Stated exercise | Reproduce the foreword below in full, word for word.

Selected text |
━━━━━━
Foreword
During the formative phase of my professional career in the late sixties at the Regional College (now, Institute) of Education in Mysore, Professor Praful N Dave was my mentor and a major influence on me. He taught me the principles of educational evaluation through Bloom’s taxonomy as well as his own modified version. More significantly, he introduced me to the wonderful world of western classical music through his impressive collection of LP records. I got hooked to the compositions of great masters like Beethoven, Mozart, Bach, Strauss, Tchaikovsky and a host of others and developed an abiding interest in them. I built up a small collection of taped western classical music and used to listen to them whenever possible. Beethoven’s seventy minute long Ninth Symphony was, and still is, my most favorite piece of music and I have listened to it with the greatest of joy a countless number of times.
Once long ago, while traveling with three friends in a first class railway compartment in central India, one of them persuaded his Bengali friend to entertain us with some music in his native language. This person, rather reclusive up to that time, opened out with a few pieces of Rabindra sangeeth which enthralled me greatly with its distinctively melodic style and depth of feeling though I could not understand any of the words making up the music. This was my gateway to Rabindra sangeeth which I have enjoyed ever since, as much as western classical music, though these are poles apart.
━━━━━━
Entries shown |
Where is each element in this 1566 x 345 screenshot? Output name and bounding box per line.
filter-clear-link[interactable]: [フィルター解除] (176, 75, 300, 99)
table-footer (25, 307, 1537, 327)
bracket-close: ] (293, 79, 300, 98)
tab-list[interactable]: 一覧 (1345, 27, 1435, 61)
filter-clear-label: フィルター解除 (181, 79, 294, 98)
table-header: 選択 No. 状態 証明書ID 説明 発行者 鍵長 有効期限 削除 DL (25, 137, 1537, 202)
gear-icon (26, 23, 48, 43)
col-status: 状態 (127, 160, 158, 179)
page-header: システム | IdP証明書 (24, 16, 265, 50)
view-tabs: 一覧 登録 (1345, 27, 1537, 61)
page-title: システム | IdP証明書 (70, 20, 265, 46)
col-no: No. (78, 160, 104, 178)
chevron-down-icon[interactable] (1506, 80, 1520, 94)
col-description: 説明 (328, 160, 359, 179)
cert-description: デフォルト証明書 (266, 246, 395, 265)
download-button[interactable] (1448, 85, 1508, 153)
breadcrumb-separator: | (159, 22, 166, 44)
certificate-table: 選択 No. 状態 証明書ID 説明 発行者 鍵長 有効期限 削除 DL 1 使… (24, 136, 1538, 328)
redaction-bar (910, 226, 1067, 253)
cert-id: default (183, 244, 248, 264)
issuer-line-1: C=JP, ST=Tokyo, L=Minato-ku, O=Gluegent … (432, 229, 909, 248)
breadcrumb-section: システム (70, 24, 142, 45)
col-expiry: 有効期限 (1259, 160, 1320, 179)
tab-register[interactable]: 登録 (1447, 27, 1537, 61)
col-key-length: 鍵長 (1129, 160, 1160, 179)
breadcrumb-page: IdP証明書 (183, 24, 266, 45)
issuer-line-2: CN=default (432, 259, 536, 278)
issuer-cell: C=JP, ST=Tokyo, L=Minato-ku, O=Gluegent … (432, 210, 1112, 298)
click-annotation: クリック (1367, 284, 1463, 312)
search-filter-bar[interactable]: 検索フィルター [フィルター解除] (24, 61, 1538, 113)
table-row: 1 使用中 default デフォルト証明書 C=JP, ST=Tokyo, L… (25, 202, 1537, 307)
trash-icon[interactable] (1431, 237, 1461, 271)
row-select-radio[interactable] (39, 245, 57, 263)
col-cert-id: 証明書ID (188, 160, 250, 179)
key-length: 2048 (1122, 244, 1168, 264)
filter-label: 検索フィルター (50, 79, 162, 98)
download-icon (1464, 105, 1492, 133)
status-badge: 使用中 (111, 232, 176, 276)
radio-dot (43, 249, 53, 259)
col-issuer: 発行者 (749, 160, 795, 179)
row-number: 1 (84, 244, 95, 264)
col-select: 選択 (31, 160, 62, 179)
━━━━━━
Output for this task |
Foreword
During the formative phase of my professional career in the late sixties at the Regional College (now, Institute) of Education in Mysore, Professor Praful N Dave was my mentor and a major influence on me. He taught me the principles of educational evaluation through Bloom’s taxonomy as well as his own modified version. More significantly, he introduced me to the wonderful world of western classical music through his impressive collection of LP records. I got hooked to the compositions of great masters like Beethoven, Mozart, Bach, Strauss, Tchaikovsky and a host of others and developed an abiding interest in them. I built up a small collection of taped western classical music and used to listen to them whenever possible. Beethoven’s seventy minute long Ninth Symphony was, and still is, my most favorite piece of music and I have listened to it with the greatest of joy a countless number of times.
Once long ago, while traveling with three friends in a first class railway compartment in central India, one of them persuaded his Bengali friend to entertain us with some music in his native language. This person, rather reclusive up to that time, opened out with a few pieces of Rabindra sangeeth which enthralled me greatly with its distinctively melodic style and depth of feeling though I could not understand any of the words making up the music. This was my gateway to Rabindra sangeeth which I have enjoyed ever since, as much as western classical music, though these are poles apart.